Task brief.
Transcribe everything in the data word for word. Pictures are left out.

Data supplied.
********************
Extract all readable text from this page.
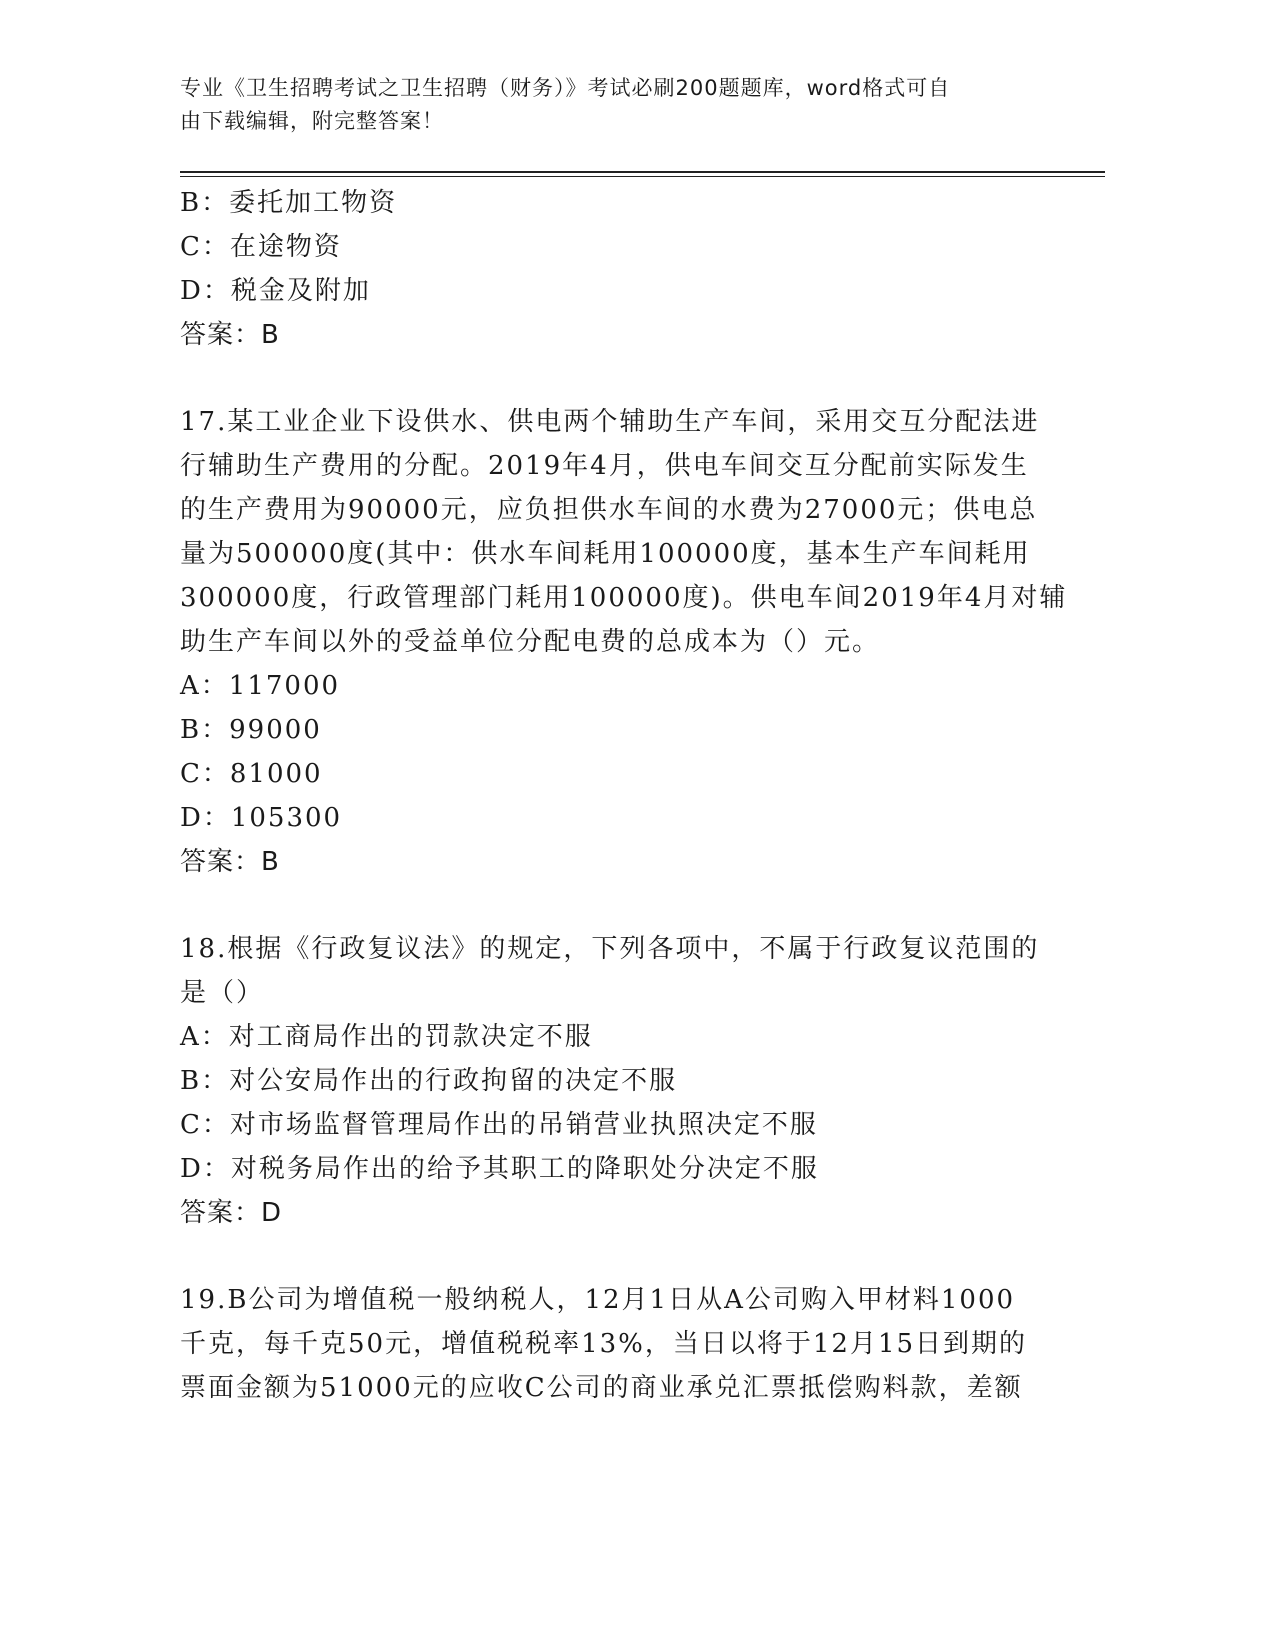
专业《卫生招聘考试之卫生招聘（财务）》考试必刷200题题库，word格式可自
由下载编辑，附完整答案！
B：委托加工物资
C：在途物资
D：税金及附加
答案：B
17.某工业企业下设供水、供电两个辅助生产车间，采用交互分配法进
行辅助生产费用的分配。2019年4月，供电车间交互分配前实际发生
的生产费用为90000元，应负担供水车间的水费为27000元；供电总
量为500000度(其中：供水车间耗用100000度，基本生产车间耗用
300000度，行政管理部门耗用100000度)。供电车间2019年4月对辅
助生产车间以外的受益单位分配电费的总成本为（）元。
A：117000
B：99000
C：81000
D：105300
答案：B
18.根据《行政复议法》的规定，下列各项中，不属于行政复议范围的
是（）
A：对工商局作出的罚款决定不服
B：对公安局作出的行政拘留的决定不服
C：对市场监督管理局作出的吊销营业执照决定不服
D：对税务局作出的给予其职工的降职处分决定不服
答案：D
19.B公司为增值税一般纳税人，12月1日从A公司购入甲材料1000
千克，每千克50元，增值税税率13%，当日以将于12月15日到期的
票面金额为51000元的应收C公司的商业承兑汇票抵偿购料款，差额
********************
Full solution.
Extract all readable text from this page.
专业《卫生招聘考试之卫生招聘（财务）》考试必刷200题题库，word格式可自
由下载编辑，附完整答案！
B：委托加工物资
C：在途物资
D：税金及附加
答案：B
17.某工业企业下设供水、供电两个辅助生产车间，采用交互分配法进
行辅助生产费用的分配。2019年4月，供电车间交互分配前实际发生
的生产费用为90000元，应负担供水车间的水费为27000元；供电总
量为500000度(其中：供水车间耗用100000度，基本生产车间耗用
300000度，行政管理部门耗用100000度)。供电车间2019年4月对辅
助生产车间以外的受益单位分配电费的总成本为（）元。
A：117000
B：99000
C：81000
D：105300
答案：B
18.根据《行政复议法》的规定，下列各项中，不属于行政复议范围的
是（）
A：对工商局作出的罚款决定不服
B：对公安局作出的行政拘留的决定不服
C：对市场监督管理局作出的吊销营业执照决定不服
D：对税务局作出的给予其职工的降职处分决定不服
答案：D
19.B公司为增值税一般纳税人，12月1日从A公司购入甲材料1000
千克，每千克50元，增值税税率13%，当日以将于12月15日到期的
票面金额为51000元的应收C公司的商业承兑汇票抵偿购料款，差额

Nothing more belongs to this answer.